Data entries for graphics:
——————

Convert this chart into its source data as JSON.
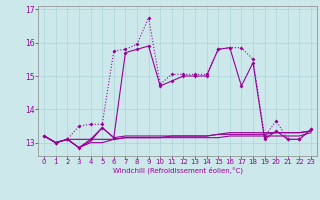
{
  "xlabel": "Windchill (Refroidissement éolien,°C)",
  "background_color": "#cce8ea",
  "grid_color": "#aad4d8",
  "line_color": "#990099",
  "xlim": [
    -0.5,
    23.5
  ],
  "ylim": [
    12.6,
    17.1
  ],
  "yticks": [
    13,
    14,
    15,
    16,
    17
  ],
  "xticks": [
    0,
    1,
    2,
    3,
    4,
    5,
    6,
    7,
    8,
    9,
    10,
    11,
    12,
    13,
    14,
    15,
    16,
    17,
    18,
    19,
    20,
    21,
    22,
    23
  ],
  "series_main_x": [
    0,
    1,
    2,
    3,
    4,
    5,
    6,
    7,
    8,
    9,
    10,
    11,
    12,
    13,
    14,
    15,
    16,
    17,
    18,
    19,
    20,
    21,
    22,
    23
  ],
  "series_main_y": [
    13.2,
    13.0,
    13.1,
    13.5,
    13.55,
    13.55,
    15.75,
    15.8,
    15.95,
    16.75,
    14.75,
    15.05,
    15.05,
    15.05,
    15.05,
    15.8,
    15.85,
    15.85,
    15.5,
    13.2,
    13.65,
    13.1,
    13.1,
    13.4
  ],
  "series_mid_x": [
    0,
    1,
    2,
    3,
    4,
    5,
    6,
    7,
    8,
    9,
    10,
    11,
    12,
    13,
    14,
    15,
    16,
    17,
    18,
    19,
    20,
    21,
    22,
    23
  ],
  "series_mid_y": [
    13.2,
    13.0,
    13.1,
    12.85,
    13.1,
    13.45,
    13.15,
    15.7,
    15.8,
    15.9,
    14.7,
    14.85,
    15.0,
    15.0,
    15.0,
    15.8,
    15.85,
    14.7,
    15.4,
    13.1,
    13.35,
    13.1,
    13.1,
    13.4
  ],
  "series_flat1_x": [
    0,
    1,
    2,
    3,
    4,
    5,
    6,
    7,
    8,
    9,
    10,
    11,
    12,
    13,
    14,
    15,
    16,
    17,
    18,
    19,
    20,
    21,
    22,
    23
  ],
  "series_flat1_y": [
    13.2,
    13.0,
    13.1,
    13.1,
    13.1,
    13.1,
    13.1,
    13.15,
    13.15,
    13.15,
    13.15,
    13.2,
    13.2,
    13.2,
    13.2,
    13.25,
    13.3,
    13.3,
    13.3,
    13.3,
    13.3,
    13.3,
    13.3,
    13.35
  ],
  "series_flat2_x": [
    0,
    1,
    2,
    3,
    4,
    5,
    6,
    7,
    8,
    9,
    10,
    11,
    12,
    13,
    14,
    15,
    16,
    17,
    18,
    19,
    20,
    21,
    22,
    23
  ],
  "series_flat2_y": [
    13.2,
    13.0,
    13.1,
    12.85,
    13.0,
    13.0,
    13.1,
    13.15,
    13.15,
    13.15,
    13.15,
    13.15,
    13.15,
    13.15,
    13.15,
    13.15,
    13.2,
    13.2,
    13.2,
    13.2,
    13.2,
    13.2,
    13.2,
    13.3
  ],
  "series_flat3_x": [
    0,
    1,
    2,
    3,
    4,
    5,
    6,
    7,
    8,
    9,
    10,
    11,
    12,
    13,
    14,
    15,
    16,
    17,
    18,
    19,
    20,
    21,
    22,
    23
  ],
  "series_flat3_y": [
    13.2,
    13.0,
    13.1,
    12.85,
    13.05,
    13.45,
    13.15,
    13.2,
    13.2,
    13.2,
    13.2,
    13.2,
    13.2,
    13.2,
    13.2,
    13.25,
    13.25,
    13.25,
    13.25,
    13.25,
    13.3,
    13.3,
    13.3,
    13.35
  ]
}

——————

### Short exercise:
Your copy should match the records word for word, with the pictures removed.

### Result of the exercise:
Convert this chart into its source data as JSON.
{
  "xlabel": "Windchill (Refroidissement éolien,°C)",
  "background_color": "#cce8ea",
  "grid_color": "#aad4d8",
  "line_color": "#990099",
  "xlim": [
    -0.5,
    23.5
  ],
  "ylim": [
    12.6,
    17.1
  ],
  "yticks": [
    13,
    14,
    15,
    16,
    17
  ],
  "xticks": [
    0,
    1,
    2,
    3,
    4,
    5,
    6,
    7,
    8,
    9,
    10,
    11,
    12,
    13,
    14,
    15,
    16,
    17,
    18,
    19,
    20,
    21,
    22,
    23
  ],
  "series_main_x": [
    0,
    1,
    2,
    3,
    4,
    5,
    6,
    7,
    8,
    9,
    10,
    11,
    12,
    13,
    14,
    15,
    16,
    17,
    18,
    19,
    20,
    21,
    22,
    23
  ],
  "series_main_y": [
    13.2,
    13.0,
    13.1,
    13.5,
    13.55,
    13.55,
    15.75,
    15.8,
    15.95,
    16.75,
    14.75,
    15.05,
    15.05,
    15.05,
    15.05,
    15.8,
    15.85,
    15.85,
    15.5,
    13.2,
    13.65,
    13.1,
    13.1,
    13.4
  ],
  "series_mid_x": [
    0,
    1,
    2,
    3,
    4,
    5,
    6,
    7,
    8,
    9,
    10,
    11,
    12,
    13,
    14,
    15,
    16,
    17,
    18,
    19,
    20,
    21,
    22,
    23
  ],
  "series_mid_y": [
    13.2,
    13.0,
    13.1,
    12.85,
    13.1,
    13.45,
    13.15,
    15.7,
    15.8,
    15.9,
    14.7,
    14.85,
    15.0,
    15.0,
    15.0,
    15.8,
    15.85,
    14.7,
    15.4,
    13.1,
    13.35,
    13.1,
    13.1,
    13.4
  ],
  "series_flat1_x": [
    0,
    1,
    2,
    3,
    4,
    5,
    6,
    7,
    8,
    9,
    10,
    11,
    12,
    13,
    14,
    15,
    16,
    17,
    18,
    19,
    20,
    21,
    22,
    23
  ],
  "series_flat1_y": [
    13.2,
    13.0,
    13.1,
    13.1,
    13.1,
    13.1,
    13.1,
    13.15,
    13.15,
    13.15,
    13.15,
    13.2,
    13.2,
    13.2,
    13.2,
    13.25,
    13.3,
    13.3,
    13.3,
    13.3,
    13.3,
    13.3,
    13.3,
    13.35
  ],
  "series_flat2_x": [
    0,
    1,
    2,
    3,
    4,
    5,
    6,
    7,
    8,
    9,
    10,
    11,
    12,
    13,
    14,
    15,
    16,
    17,
    18,
    19,
    20,
    21,
    22,
    23
  ],
  "series_flat2_y": [
    13.2,
    13.0,
    13.1,
    12.85,
    13.0,
    13.0,
    13.1,
    13.15,
    13.15,
    13.15,
    13.15,
    13.15,
    13.15,
    13.15,
    13.15,
    13.15,
    13.2,
    13.2,
    13.2,
    13.2,
    13.2,
    13.2,
    13.2,
    13.3
  ],
  "series_flat3_x": [
    0,
    1,
    2,
    3,
    4,
    5,
    6,
    7,
    8,
    9,
    10,
    11,
    12,
    13,
    14,
    15,
    16,
    17,
    18,
    19,
    20,
    21,
    22,
    23
  ],
  "series_flat3_y": [
    13.2,
    13.0,
    13.1,
    12.85,
    13.05,
    13.45,
    13.15,
    13.2,
    13.2,
    13.2,
    13.2,
    13.2,
    13.2,
    13.2,
    13.2,
    13.25,
    13.25,
    13.25,
    13.25,
    13.25,
    13.3,
    13.3,
    13.3,
    13.35
  ]
}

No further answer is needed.